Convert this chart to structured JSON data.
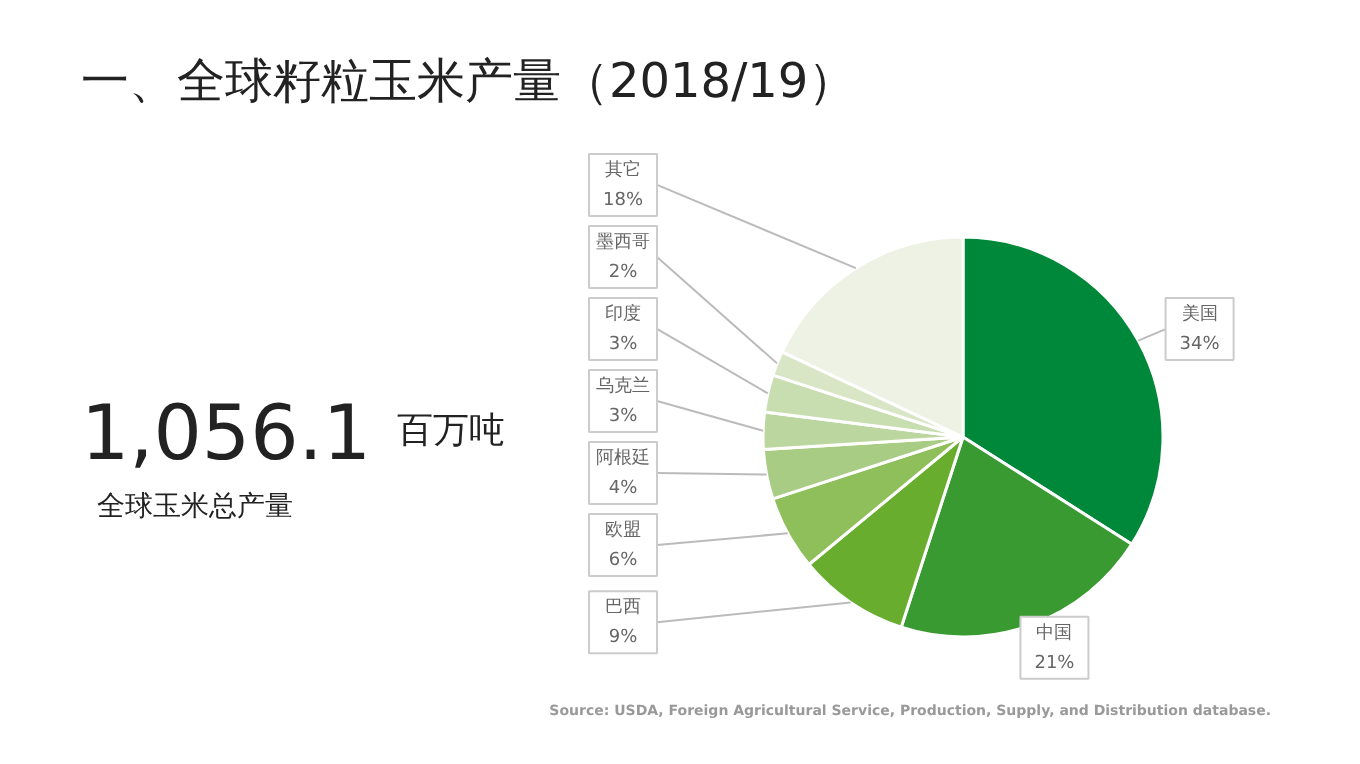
{
  "chart_data": {
    "type": "pie",
    "title": "一、全球籽粒玉米产量（2018/19）",
    "categories": [
      "美国",
      "中国",
      "巴西",
      "欧盟",
      "阿根廷",
      "乌克兰",
      "印度",
      "墨西哥",
      "其它"
    ],
    "values": [
      34,
      21,
      9,
      6,
      4,
      3,
      3,
      2,
      18
    ],
    "value_labels": [
      "34%",
      "21%",
      "9%",
      "6%",
      "4%",
      "3%",
      "3%",
      "2%",
      "18%"
    ],
    "colors": [
      "#00883a",
      "#3a9a32",
      "#68ad2e",
      "#8fbf5a",
      "#a9cc85",
      "#bcd69f",
      "#c9deb0",
      "#d8e6c6",
      "#edf2e4"
    ],
    "annotations": [
      "1,056.1",
      "百万吨",
      "全球玉米总产量",
      "Source: USDA, Foreign Agricultural Service, Production, Supply, and Distribution database."
    ],
    "data_labels": false
  }
}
-- -- --
• _The request_:
Reproduce each entry precisely. Leave the pictures out.

• _Solution_:
Convert this chart to structured JSON data.
{
  "chart_data": {
    "type": "pie",
    "title": "一、全球籽粒玉米产量（2018/19）",
    "categories": [
      "美国",
      "中国",
      "巴西",
      "欧盟",
      "阿根廷",
      "乌克兰",
      "印度",
      "墨西哥",
      "其它"
    ],
    "values": [
      34,
      21,
      9,
      6,
      4,
      3,
      3,
      2,
      18
    ],
    "value_labels": [
      "34%",
      "21%",
      "9%",
      "6%",
      "4%",
      "3%",
      "3%",
      "2%",
      "18%"
    ],
    "colors": [
      "#00883a",
      "#3a9a32",
      "#68ad2e",
      "#8fbf5a",
      "#a9cc85",
      "#bcd69f",
      "#c9deb0",
      "#d8e6c6",
      "#edf2e4"
    ],
    "annotations": [
      "1,056.1",
      "百万吨",
      "全球玉米总产量",
      "Source: USDA, Foreign Agricultural Service, Production, Supply, and Distribution database."
    ],
    "data_labels": false
  }
}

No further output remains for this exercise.